• _Supplied material_

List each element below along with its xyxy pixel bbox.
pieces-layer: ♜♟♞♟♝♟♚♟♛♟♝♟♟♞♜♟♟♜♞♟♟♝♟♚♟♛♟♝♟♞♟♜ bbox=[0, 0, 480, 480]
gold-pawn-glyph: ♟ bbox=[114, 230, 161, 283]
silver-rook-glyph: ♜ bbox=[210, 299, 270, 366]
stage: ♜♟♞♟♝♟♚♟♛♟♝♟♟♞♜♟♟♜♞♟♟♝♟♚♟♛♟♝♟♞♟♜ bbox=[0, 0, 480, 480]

• _Goal_
Rewrite all the records above, changing every "glyph" to "icon" and leaving everything else untouched.

• _Answer to this exercise_
List each element below along with its xyxy pixel bbox.
pieces-layer: ♜♟♞♟♝♟♚♟♛♟♝♟♟♞♜♟♟♜♞♟♟♝♟♚♟♛♟♝♟♞♟♜ bbox=[0, 0, 480, 480]
gold-pawn-icon: ♟ bbox=[114, 230, 161, 283]
silver-rook-icon: ♜ bbox=[210, 299, 270, 366]
stage: ♜♟♞♟♝♟♚♟♛♟♝♟♟♞♜♟♟♜♞♟♟♝♟♚♟♛♟♝♟♞♟♜ bbox=[0, 0, 480, 480]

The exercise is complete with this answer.